[START]

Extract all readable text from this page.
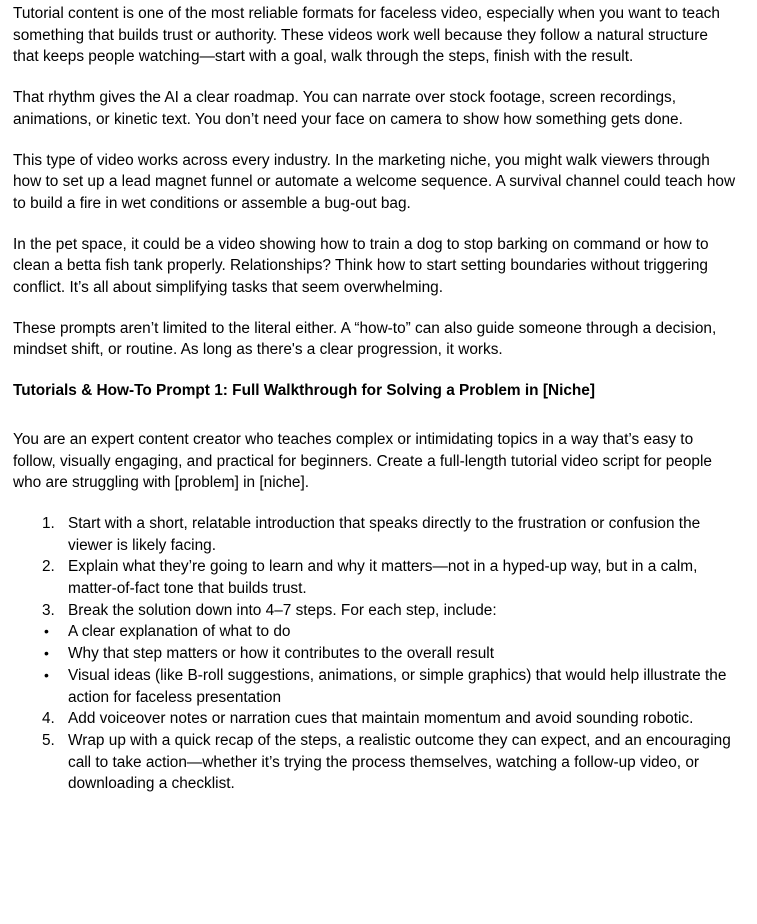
Tutorial content is one of the most reliable formats for faceless video, especially when you want to teach something that builds trust or authority. These videos work well because they follow a natural structure that keeps people watching—start with a goal, walk through the steps, finish with the result.

That rhythm gives the AI a clear roadmap. You can narrate over stock footage, screen recordings, animations, or kinetic text. You don’t need your face on camera to show how something gets done.

This type of video works across every industry. In the marketing niche, you might walk viewers through how to set up a lead magnet funnel or automate a welcome sequence. A survival channel could teach how to build a fire in wet conditions or assemble a bug-out bag.

In the pet space, it could be a video showing how to train a dog to stop barking on command or how to clean a betta fish tank properly. Relationships? Think how to start setting boundaries without triggering conflict. It’s all about simplifying tasks that seem overwhelming.

These prompts aren’t limited to the literal either. A “how-to” can also guide someone through a decision, mindset shift, or routine. As long as there's a clear progression, it works.

Tutorials & How-To Prompt 1: Full Walkthrough for Solving a Problem in [Niche]

You are an expert content creator who teaches complex or intimidating topics in a way that’s easy to follow, visually engaging, and practical for beginners. Create a full-length tutorial video script for people who are struggling with [problem] in [niche].

1. Start with a short, relatable introduction that speaks directly to the frustration or confusion the viewer is likely facing.
2. Explain what they’re going to learn and why it matters—not in a hyped-up way, but in a calm, matter-of-fact tone that builds trust.
3. Break the solution down into 4–7 steps. For each step, include:
• A clear explanation of what to do
• Why that step matters or how it contributes to the overall result
• Visual ideas (like B-roll suggestions, animations, or simple graphics) that would help illustrate the action for faceless presentation
4. Add voiceover notes or narration cues that maintain momentum and avoid sounding robotic.
5. Wrap up with a quick recap of the steps, a realistic outcome they can expect, and an encouraging call to take action—whether it’s trying the process themselves, watching a follow-up video, or downloading a checklist.
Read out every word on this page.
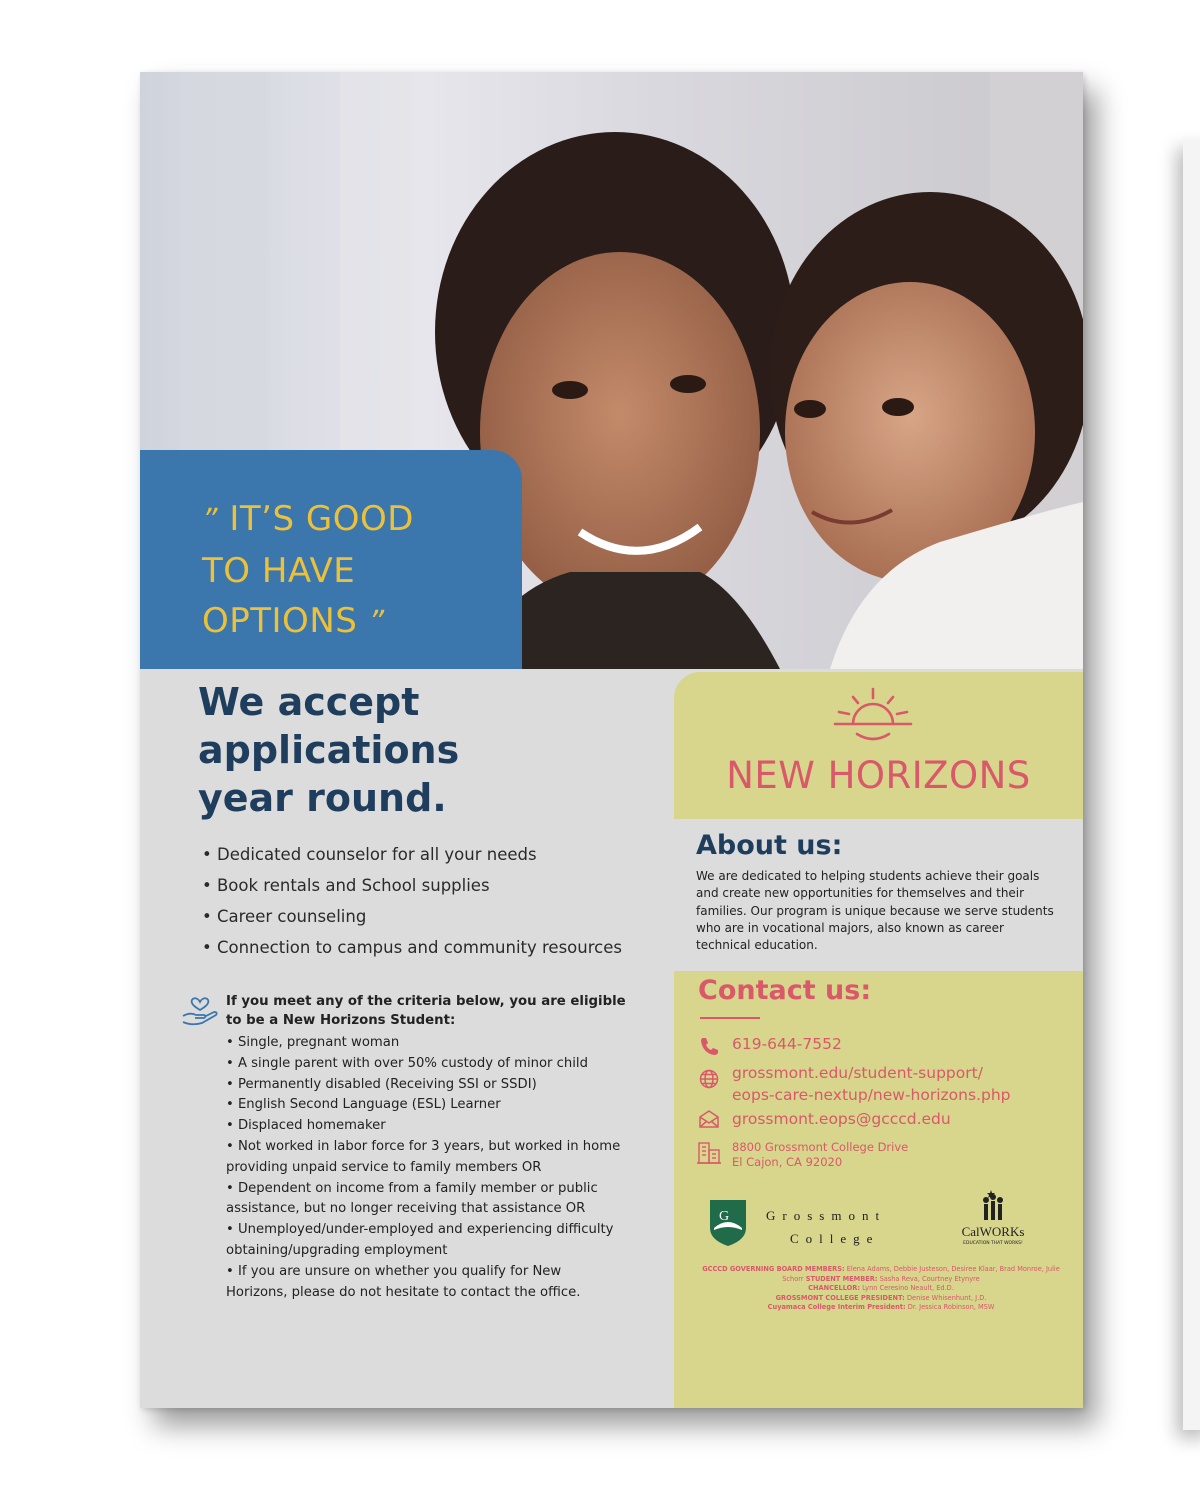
” IT’S GOOD
TO HAVE
OPTIONS ”
We accept
applications
year round.
• Dedicated counselor for all your needs
• Book rentals and School supplies
• Career counseling
• Connection to campus and community resources
If you meet any of the criteria below, you are eligible to be a New Horizons Student:
• Single, pregnant woman
• A single parent with over 50% custody of minor child
• Permanently disabled (Receiving SSI or SSDI)
• English Second Language (ESL) Learner
• Displaced homemaker
• Not worked in labor force for 3 years, but worked in home providing unpaid service to family members OR
• Dependent on income from a family member or public assistance, but no longer receiving that assistance OR
• Unemployed/under-employed and experiencing difficulty obtaining/upgrading employment
• If you are unsure on whether you qualify for New Horizons, please do not hesitate to contact the office.
NEW HORIZONS
About us:
We are dedicated to helping students achieve their goals and create new opportunities for themselves and their families. Our program is unique because we serve students who are in vocational majors, also known as career technical education.
Contact us:
619-644-7552
grossmont.edu/student-support/
eops-care-nextup/new-horizons.php
grossmont.eops@gcccd.edu
8800 Grossmont College Drive
El Cajon, CA 92020
G	Grossmont
College	CalWORKs
EDUCATION THAT WORKS!
GCCCD GOVERNING BOARD MEMBERS: Elena Adams, Debbie Justeson, Desiree Klaar, Brad Monroe, Julie Schorr STUDENT MEMBER: Sasha Reva, Courtney Etynyre
CHANCELLOR: Lynn Ceresino Neault, Ed.D.
GROSSMONT COLLEGE PRESIDENT: Denise Whisenhunt, J.D.
Cuyamaca College Interim President: Dr. Jessica Robinson, MSW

[END]

WHAT YOU ARE ASKED TO DO – Gather all the lines that include the word "whether" and copy them out.

RESPONSE BELOW –
5. Wrap up with a quick recap of the steps, a realistic outcome they can expect, and an encouraging call to take action—whether it’s trying the process themselves, watching a follow-up video, or downloading a checklist.
• If you are unsure on whether you qualify for New Horizons, please do not hesitate to contact the office.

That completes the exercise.